*TASK MATERIAL*.
╔══
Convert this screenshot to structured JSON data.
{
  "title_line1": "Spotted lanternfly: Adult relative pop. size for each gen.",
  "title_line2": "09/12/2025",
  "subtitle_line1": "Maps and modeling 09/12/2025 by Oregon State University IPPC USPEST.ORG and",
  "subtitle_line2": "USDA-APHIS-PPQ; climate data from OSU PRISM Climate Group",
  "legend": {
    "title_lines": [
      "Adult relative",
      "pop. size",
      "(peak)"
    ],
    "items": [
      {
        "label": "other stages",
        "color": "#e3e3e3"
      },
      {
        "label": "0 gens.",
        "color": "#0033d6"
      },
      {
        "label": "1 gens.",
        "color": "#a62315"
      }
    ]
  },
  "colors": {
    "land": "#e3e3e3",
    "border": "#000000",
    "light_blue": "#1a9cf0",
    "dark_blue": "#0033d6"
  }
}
╚══
*PROBLEM REQUIREMENTS*. Go through the entries and return each line where the word "data" appears.

*EXERCISE RESULT*.
Convert this screenshot to structured JSON data.
  "subtitle_line2": "USDA-APHIS-PPQ; climate data from OSU PRISM Climate Group",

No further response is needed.